A run of records
= = = = =

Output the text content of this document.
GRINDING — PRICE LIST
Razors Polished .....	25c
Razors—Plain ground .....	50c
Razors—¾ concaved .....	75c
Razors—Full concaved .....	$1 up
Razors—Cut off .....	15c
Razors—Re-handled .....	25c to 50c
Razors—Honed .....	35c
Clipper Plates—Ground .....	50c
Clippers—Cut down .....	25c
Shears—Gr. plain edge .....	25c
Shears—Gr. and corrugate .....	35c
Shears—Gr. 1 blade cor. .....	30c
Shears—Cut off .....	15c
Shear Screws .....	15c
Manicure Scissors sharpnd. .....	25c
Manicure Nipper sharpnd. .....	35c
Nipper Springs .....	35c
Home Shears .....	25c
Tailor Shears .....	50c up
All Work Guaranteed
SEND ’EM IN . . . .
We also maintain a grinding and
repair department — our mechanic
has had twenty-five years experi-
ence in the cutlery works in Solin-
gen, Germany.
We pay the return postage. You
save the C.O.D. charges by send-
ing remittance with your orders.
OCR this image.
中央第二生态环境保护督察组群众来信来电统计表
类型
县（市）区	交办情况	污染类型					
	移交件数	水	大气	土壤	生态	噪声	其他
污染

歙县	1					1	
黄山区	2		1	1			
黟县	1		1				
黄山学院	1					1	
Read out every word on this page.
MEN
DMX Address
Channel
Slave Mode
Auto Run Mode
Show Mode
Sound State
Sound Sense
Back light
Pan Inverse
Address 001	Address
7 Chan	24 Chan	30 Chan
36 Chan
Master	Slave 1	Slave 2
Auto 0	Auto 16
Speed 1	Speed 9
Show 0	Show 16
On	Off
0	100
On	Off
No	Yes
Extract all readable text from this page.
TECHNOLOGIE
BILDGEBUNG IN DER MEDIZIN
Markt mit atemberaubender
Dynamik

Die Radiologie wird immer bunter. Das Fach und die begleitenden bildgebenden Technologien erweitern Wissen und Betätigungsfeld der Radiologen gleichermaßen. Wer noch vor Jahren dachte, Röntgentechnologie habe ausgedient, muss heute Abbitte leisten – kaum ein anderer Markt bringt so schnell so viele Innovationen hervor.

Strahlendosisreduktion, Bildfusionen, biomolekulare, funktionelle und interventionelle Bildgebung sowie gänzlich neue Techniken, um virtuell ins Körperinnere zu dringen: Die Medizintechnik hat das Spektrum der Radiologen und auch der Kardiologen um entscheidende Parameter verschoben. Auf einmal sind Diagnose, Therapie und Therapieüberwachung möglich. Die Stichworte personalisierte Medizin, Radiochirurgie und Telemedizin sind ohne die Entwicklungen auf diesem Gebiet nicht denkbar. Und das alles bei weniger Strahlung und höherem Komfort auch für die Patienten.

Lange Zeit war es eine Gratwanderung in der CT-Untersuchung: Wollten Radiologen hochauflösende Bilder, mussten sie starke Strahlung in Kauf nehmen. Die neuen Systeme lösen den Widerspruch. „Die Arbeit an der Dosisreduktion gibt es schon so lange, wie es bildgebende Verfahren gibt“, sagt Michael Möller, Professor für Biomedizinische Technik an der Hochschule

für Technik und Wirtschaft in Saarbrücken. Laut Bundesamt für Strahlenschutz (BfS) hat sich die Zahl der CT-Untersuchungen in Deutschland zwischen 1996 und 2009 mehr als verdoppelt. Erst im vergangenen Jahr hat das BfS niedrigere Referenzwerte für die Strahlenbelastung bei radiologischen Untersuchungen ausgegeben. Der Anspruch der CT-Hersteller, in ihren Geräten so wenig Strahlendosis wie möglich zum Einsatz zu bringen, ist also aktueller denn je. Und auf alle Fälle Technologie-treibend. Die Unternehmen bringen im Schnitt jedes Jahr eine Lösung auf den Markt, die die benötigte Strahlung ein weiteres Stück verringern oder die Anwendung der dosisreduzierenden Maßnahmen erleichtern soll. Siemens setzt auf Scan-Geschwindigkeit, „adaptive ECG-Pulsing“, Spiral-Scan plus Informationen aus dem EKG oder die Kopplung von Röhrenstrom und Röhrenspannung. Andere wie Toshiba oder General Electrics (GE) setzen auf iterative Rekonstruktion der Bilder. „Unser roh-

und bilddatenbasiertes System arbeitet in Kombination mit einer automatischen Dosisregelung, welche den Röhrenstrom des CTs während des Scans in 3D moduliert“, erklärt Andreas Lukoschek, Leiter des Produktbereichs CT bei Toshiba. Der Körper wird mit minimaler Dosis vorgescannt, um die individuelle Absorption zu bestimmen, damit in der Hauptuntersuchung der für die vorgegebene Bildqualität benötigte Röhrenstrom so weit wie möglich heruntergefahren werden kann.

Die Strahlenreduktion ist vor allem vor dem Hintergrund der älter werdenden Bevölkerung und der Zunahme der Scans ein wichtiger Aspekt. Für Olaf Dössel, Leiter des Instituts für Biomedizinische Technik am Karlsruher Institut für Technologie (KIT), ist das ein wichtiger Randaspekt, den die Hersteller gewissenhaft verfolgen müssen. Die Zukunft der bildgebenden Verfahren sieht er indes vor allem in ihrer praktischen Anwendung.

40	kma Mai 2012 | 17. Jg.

= = = = =

* **Goal of the exercise**: Only the count is wanted: report how many lines of the material above hold the word "this".

* **Exercise solution**: 4